* **Task statement**: Copy out every line exactly as given.
-- START Raw records --
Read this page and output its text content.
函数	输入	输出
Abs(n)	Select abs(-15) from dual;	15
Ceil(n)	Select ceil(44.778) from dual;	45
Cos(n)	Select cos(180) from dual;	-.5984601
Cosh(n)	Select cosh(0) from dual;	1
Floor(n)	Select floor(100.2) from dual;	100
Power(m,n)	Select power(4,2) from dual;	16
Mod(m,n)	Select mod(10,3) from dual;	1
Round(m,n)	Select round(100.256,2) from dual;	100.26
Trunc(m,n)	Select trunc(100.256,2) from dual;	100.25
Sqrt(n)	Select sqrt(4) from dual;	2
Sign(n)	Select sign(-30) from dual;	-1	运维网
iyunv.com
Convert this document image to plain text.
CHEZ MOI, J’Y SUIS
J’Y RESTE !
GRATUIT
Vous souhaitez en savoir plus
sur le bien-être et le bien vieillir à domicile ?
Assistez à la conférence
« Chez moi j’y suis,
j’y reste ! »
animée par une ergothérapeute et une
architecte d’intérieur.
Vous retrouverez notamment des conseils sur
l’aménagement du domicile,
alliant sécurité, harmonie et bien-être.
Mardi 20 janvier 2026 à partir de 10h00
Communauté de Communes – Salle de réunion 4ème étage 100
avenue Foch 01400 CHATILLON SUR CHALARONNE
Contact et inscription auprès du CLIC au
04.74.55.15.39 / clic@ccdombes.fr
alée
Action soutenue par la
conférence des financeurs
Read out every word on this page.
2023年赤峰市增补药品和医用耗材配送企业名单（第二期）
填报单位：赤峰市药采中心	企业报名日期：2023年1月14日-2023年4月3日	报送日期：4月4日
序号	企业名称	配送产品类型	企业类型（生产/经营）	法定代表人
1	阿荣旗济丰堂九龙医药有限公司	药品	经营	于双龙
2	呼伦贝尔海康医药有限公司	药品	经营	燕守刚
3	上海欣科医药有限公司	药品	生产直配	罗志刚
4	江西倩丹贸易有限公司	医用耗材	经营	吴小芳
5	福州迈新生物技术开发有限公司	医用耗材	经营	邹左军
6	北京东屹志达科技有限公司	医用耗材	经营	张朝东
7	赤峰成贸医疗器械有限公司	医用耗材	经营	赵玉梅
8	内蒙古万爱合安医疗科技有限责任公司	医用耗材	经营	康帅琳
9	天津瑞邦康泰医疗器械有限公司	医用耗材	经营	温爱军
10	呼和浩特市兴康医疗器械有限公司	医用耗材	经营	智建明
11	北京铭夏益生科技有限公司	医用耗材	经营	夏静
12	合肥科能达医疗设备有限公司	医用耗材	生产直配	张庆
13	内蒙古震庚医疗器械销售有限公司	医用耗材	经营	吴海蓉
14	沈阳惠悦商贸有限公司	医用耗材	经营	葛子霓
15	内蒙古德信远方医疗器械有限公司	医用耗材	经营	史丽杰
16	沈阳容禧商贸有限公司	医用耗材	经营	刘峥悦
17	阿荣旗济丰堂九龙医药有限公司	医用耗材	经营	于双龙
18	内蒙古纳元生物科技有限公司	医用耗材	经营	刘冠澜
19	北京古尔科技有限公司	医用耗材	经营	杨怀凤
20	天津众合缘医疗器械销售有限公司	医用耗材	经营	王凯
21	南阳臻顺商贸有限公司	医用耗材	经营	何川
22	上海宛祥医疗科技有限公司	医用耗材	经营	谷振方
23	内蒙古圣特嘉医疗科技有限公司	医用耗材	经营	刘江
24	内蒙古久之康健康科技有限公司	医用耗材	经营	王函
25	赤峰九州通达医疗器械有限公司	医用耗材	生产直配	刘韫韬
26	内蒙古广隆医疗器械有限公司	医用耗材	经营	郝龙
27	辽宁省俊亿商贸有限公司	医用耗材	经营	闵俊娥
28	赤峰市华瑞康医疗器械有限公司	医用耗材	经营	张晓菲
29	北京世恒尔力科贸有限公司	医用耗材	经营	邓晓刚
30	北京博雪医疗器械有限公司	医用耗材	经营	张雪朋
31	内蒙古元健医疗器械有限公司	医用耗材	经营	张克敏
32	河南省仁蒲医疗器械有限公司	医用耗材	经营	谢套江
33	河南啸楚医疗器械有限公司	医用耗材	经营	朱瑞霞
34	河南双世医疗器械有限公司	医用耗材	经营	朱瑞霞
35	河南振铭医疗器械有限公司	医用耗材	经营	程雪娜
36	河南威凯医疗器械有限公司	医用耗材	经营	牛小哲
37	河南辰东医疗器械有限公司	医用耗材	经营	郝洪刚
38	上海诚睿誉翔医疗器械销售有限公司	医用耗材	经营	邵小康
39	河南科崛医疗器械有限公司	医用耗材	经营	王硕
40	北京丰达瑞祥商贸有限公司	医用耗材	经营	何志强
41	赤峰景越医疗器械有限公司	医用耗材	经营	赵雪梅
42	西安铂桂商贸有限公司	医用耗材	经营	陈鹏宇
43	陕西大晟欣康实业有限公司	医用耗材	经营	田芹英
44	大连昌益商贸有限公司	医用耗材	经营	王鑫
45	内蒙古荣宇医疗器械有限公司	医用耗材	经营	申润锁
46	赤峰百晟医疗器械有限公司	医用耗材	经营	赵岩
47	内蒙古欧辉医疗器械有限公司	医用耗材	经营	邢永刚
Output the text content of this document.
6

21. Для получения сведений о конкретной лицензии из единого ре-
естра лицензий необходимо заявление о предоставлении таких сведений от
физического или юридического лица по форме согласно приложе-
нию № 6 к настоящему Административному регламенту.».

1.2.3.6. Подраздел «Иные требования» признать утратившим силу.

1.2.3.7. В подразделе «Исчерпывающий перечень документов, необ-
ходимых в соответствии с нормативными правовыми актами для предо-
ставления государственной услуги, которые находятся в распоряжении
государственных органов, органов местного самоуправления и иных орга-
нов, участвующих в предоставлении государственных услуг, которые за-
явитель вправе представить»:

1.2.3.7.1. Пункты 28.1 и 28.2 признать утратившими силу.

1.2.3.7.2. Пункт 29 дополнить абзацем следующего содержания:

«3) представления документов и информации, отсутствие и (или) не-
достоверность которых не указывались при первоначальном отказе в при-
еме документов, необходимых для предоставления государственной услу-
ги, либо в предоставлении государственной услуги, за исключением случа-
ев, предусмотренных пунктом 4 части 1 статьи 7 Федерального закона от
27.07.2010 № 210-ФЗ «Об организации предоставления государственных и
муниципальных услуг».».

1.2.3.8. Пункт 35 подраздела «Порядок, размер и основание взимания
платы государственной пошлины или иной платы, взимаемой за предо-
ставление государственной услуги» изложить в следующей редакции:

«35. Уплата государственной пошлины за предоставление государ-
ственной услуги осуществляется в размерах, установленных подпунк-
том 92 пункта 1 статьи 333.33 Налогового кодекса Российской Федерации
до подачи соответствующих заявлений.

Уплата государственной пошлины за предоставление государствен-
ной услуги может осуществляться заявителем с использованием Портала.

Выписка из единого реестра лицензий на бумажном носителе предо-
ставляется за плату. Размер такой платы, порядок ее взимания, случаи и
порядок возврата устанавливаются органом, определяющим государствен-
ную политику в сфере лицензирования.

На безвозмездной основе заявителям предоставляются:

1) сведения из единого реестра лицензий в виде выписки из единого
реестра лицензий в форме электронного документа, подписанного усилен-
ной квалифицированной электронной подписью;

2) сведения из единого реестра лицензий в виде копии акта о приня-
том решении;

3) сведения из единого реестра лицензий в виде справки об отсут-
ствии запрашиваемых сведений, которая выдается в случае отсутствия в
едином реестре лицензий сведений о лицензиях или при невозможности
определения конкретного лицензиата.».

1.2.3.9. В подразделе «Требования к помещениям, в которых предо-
-- END Raw records --
* **Correct answer**:
Read this page and output its text content.
函数	输入	输出
Abs(n)	Select abs(-15) from dual;	15
Ceil(n)	Select ceil(44.778) from dual;	45
Cos(n)	Select cos(180) from dual;	-.5984601
Cosh(n)	Select cosh(0) from dual;	1
Floor(n)	Select floor(100.2) from dual;	100
Power(m,n)	Select power(4,2) from dual;	16
Mod(m,n)	Select mod(10,3) from dual;	1
Round(m,n)	Select round(100.256,2) from dual;	100.26
Trunc(m,n)	Select trunc(100.256,2) from dual;	100.25
Sqrt(n)	Select sqrt(4) from dual;	2
Sign(n)	Select sign(-30) from dual;	-1	运维网
iyunv.com
Convert this document image to plain text.
CHEZ MOI, J’Y SUIS
J’Y RESTE !
GRATUIT
Vous souhaitez en savoir plus
sur le bien-être et le bien vieillir à domicile ?
Assistez à la conférence
« Chez moi j’y suis,
j’y reste ! »
animée par une ergothérapeute et une
architecte d’intérieur.
Vous retrouverez notamment des conseils sur
l’aménagement du domicile,
alliant sécurité, harmonie et bien-être.
Mardi 20 janvier 2026 à partir de 10h00
Communauté de Communes – Salle de réunion 4ème étage 100
avenue Foch 01400 CHATILLON SUR CHALARONNE
Contact et inscription auprès du CLIC au
04.74.55.15.39 / clic@ccdombes.fr
alée
Action soutenue par la
conférence des financeurs
Read out every word on this page.
2023年赤峰市增补药品和医用耗材配送企业名单（第二期）
填报单位：赤峰市药采中心	企业报名日期：2023年1月14日-2023年4月3日	报送日期：4月4日
序号	企业名称	配送产品类型	企业类型（生产/经营）	法定代表人
1	阿荣旗济丰堂九龙医药有限公司	药品	经营	于双龙
2	呼伦贝尔海康医药有限公司	药品	经营	燕守刚
3	上海欣科医药有限公司	药品	生产直配	罗志刚
4	江西倩丹贸易有限公司	医用耗材	经营	吴小芳
5	福州迈新生物技术开发有限公司	医用耗材	经营	邹左军
6	北京东屹志达科技有限公司	医用耗材	经营	张朝东
7	赤峰成贸医疗器械有限公司	医用耗材	经营	赵玉梅
8	内蒙古万爱合安医疗科技有限责任公司	医用耗材	经营	康帅琳
9	天津瑞邦康泰医疗器械有限公司	医用耗材	经营	温爱军
10	呼和浩特市兴康医疗器械有限公司	医用耗材	经营	智建明
11	北京铭夏益生科技有限公司	医用耗材	经营	夏静
12	合肥科能达医疗设备有限公司	医用耗材	生产直配	张庆
13	内蒙古震庚医疗器械销售有限公司	医用耗材	经营	吴海蓉
14	沈阳惠悦商贸有限公司	医用耗材	经营	葛子霓
15	内蒙古德信远方医疗器械有限公司	医用耗材	经营	史丽杰
16	沈阳容禧商贸有限公司	医用耗材	经营	刘峥悦
17	阿荣旗济丰堂九龙医药有限公司	医用耗材	经营	于双龙
18	内蒙古纳元生物科技有限公司	医用耗材	经营	刘冠澜
19	北京古尔科技有限公司	医用耗材	经营	杨怀凤
20	天津众合缘医疗器械销售有限公司	医用耗材	经营	王凯
21	南阳臻顺商贸有限公司	医用耗材	经营	何川
22	上海宛祥医疗科技有限公司	医用耗材	经营	谷振方
23	内蒙古圣特嘉医疗科技有限公司	医用耗材	经营	刘江
24	内蒙古久之康健康科技有限公司	医用耗材	经营	王函
25	赤峰九州通达医疗器械有限公司	医用耗材	生产直配	刘韫韬
26	内蒙古广隆医疗器械有限公司	医用耗材	经营	郝龙
27	辽宁省俊亿商贸有限公司	医用耗材	经营	闵俊娥
28	赤峰市华瑞康医疗器械有限公司	医用耗材	经营	张晓菲
29	北京世恒尔力科贸有限公司	医用耗材	经营	邓晓刚
30	北京博雪医疗器械有限公司	医用耗材	经营	张雪朋
31	内蒙古元健医疗器械有限公司	医用耗材	经营	张克敏
32	河南省仁蒲医疗器械有限公司	医用耗材	经营	谢套江
33	河南啸楚医疗器械有限公司	医用耗材	经营	朱瑞霞
34	河南双世医疗器械有限公司	医用耗材	经营	朱瑞霞
35	河南振铭医疗器械有限公司	医用耗材	经营	程雪娜
36	河南威凯医疗器械有限公司	医用耗材	经营	牛小哲
37	河南辰东医疗器械有限公司	医用耗材	经营	郝洪刚
38	上海诚睿誉翔医疗器械销售有限公司	医用耗材	经营	邵小康
39	河南科崛医疗器械有限公司	医用耗材	经营	王硕
40	北京丰达瑞祥商贸有限公司	医用耗材	经营	何志强
41	赤峰景越医疗器械有限公司	医用耗材	经营	赵雪梅
42	西安铂桂商贸有限公司	医用耗材	经营	陈鹏宇
43	陕西大晟欣康实业有限公司	医用耗材	经营	田芹英
44	大连昌益商贸有限公司	医用耗材	经营	王鑫
45	内蒙古荣宇医疗器械有限公司	医用耗材	经营	申润锁
46	赤峰百晟医疗器械有限公司	医用耗材	经营	赵岩
47	内蒙古欧辉医疗器械有限公司	医用耗材	经营	邢永刚
Output the text content of this document.
6

21. Для получения сведений о конкретной лицензии из единого ре-
естра лицензий необходимо заявление о предоставлении таких сведений от
физического или юридического лица по форме согласно приложе-
нию № 6 к настоящему Административному регламенту.».

1.2.3.6. Подраздел «Иные требования» признать утратившим силу.

1.2.3.7. В подразделе «Исчерпывающий перечень документов, необ-
ходимых в соответствии с нормативными правовыми актами для предо-
ставления государственной услуги, которые находятся в распоряжении
государственных органов, органов местного самоуправления и иных орга-
нов, участвующих в предоставлении государственных услуг, которые за-
явитель вправе представить»:

1.2.3.7.1. Пункты 28.1 и 28.2 признать утратившими силу.

1.2.3.7.2. Пункт 29 дополнить абзацем следующего содержания:

«3) представления документов и информации, отсутствие и (или) не-
достоверность которых не указывались при первоначальном отказе в при-
еме документов, необходимых для предоставления государственной услу-
ги, либо в предоставлении государственной услуги, за исключением случа-
ев, предусмотренных пунктом 4 части 1 статьи 7 Федерального закона от
27.07.2010 № 210-ФЗ «Об организации предоставления государственных и
муниципальных услуг».».

1.2.3.8. Пункт 35 подраздела «Порядок, размер и основание взимания
платы государственной пошлины или иной платы, взимаемой за предо-
ставление государственной услуги» изложить в следующей редакции:

«35. Уплата государственной пошлины за предоставление государ-
ственной услуги осуществляется в размерах, установленных подпунк-
том 92 пункта 1 статьи 333.33 Налогового кодекса Российской Федерации
до подачи соответствующих заявлений.

Уплата государственной пошлины за предоставление государствен-
ной услуги может осуществляться заявителем с использованием Портала.

Выписка из единого реестра лицензий на бумажном носителе предо-
ставляется за плату. Размер такой платы, порядок ее взимания, случаи и
порядок возврата устанавливаются органом, определяющим государствен-
ную политику в сфере лицензирования.

На безвозмездной основе заявителям предоставляются:

1) сведения из единого реестра лицензий в виде выписки из единого
реестра лицензий в форме электронного документа, подписанного усилен-
ной квалифицированной электронной подписью;

2) сведения из единого реестра лицензий в виде копии акта о приня-
том решении;

3) сведения из единого реестра лицензий в виде справки об отсут-
ствии запрашиваемых сведений, которая выдается в случае отсутствия в
едином реестре лицензий сведений о лицензиях или при невозможности
определения конкретного лицензиата.».

1.2.3.9. В подразделе «Требования к помещениям, в которых предо-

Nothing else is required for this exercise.